Figure dataset records
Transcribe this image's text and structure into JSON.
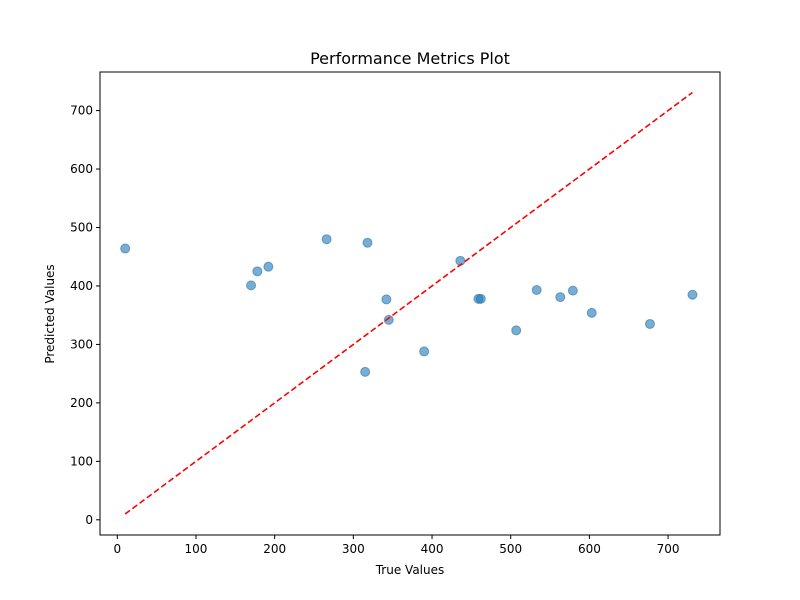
{
  "chart_data": {
    "type": "scatter",
    "title": "Performance Metrics Plot",
    "xlabel": "True Values",
    "ylabel": "Predicted Values",
    "xlim": [
      -22,
      766
    ],
    "ylim": [
      -26,
      766
    ],
    "xticks": [
      0,
      100,
      200,
      300,
      400,
      500,
      600,
      700
    ],
    "yticks": [
      0,
      100,
      200,
      300,
      400,
      500,
      600,
      700
    ],
    "grid": false,
    "point_color": "#1f77b4",
    "point_alpha": 0.6,
    "reference_line": {
      "from": [
        10,
        10
      ],
      "to": [
        731,
        731
      ],
      "color": "#ff0000",
      "style": "dashed"
    },
    "series": [
      {
        "points": [
          [
            10,
            464
          ],
          [
            170,
            401
          ],
          [
            178,
            425
          ],
          [
            192,
            433
          ],
          [
            266,
            480
          ],
          [
            315,
            253
          ],
          [
            318,
            474
          ],
          [
            342,
            377
          ],
          [
            345,
            342
          ],
          [
            390,
            288
          ],
          [
            436,
            443
          ],
          [
            459,
            378
          ],
          [
            462,
            378
          ],
          [
            507,
            324
          ],
          [
            533,
            393
          ],
          [
            563,
            381
          ],
          [
            579,
            392
          ],
          [
            603,
            354
          ],
          [
            677,
            335
          ],
          [
            731,
            385
          ]
        ]
      }
    ]
  }
}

Problem description.
Restate the entire listing word for word, excluding pictures.

Final result.
Transcribe this image's text and structure into JSON.
{
  "chart_data": {
    "type": "scatter",
    "title": "Performance Metrics Plot",
    "xlabel": "True Values",
    "ylabel": "Predicted Values",
    "xlim": [
      -22,
      766
    ],
    "ylim": [
      -26,
      766
    ],
    "xticks": [
      0,
      100,
      200,
      300,
      400,
      500,
      600,
      700
    ],
    "yticks": [
      0,
      100,
      200,
      300,
      400,
      500,
      600,
      700
    ],
    "grid": false,
    "point_color": "#1f77b4",
    "point_alpha": 0.6,
    "reference_line": {
      "from": [
        10,
        10
      ],
      "to": [
        731,
        731
      ],
      "color": "#ff0000",
      "style": "dashed"
    },
    "series": [
      {
        "points": [
          [
            10,
            464
          ],
          [
            170,
            401
          ],
          [
            178,
            425
          ],
          [
            192,
            433
          ],
          [
            266,
            480
          ],
          [
            315,
            253
          ],
          [
            318,
            474
          ],
          [
            342,
            377
          ],
          [
            345,
            342
          ],
          [
            390,
            288
          ],
          [
            436,
            443
          ],
          [
            459,
            378
          ],
          [
            462,
            378
          ],
          [
            507,
            324
          ],
          [
            533,
            393
          ],
          [
            563,
            381
          ],
          [
            579,
            392
          ],
          [
            603,
            354
          ],
          [
            677,
            335
          ],
          [
            731,
            385
          ]
        ]
      }
    ]
  }
}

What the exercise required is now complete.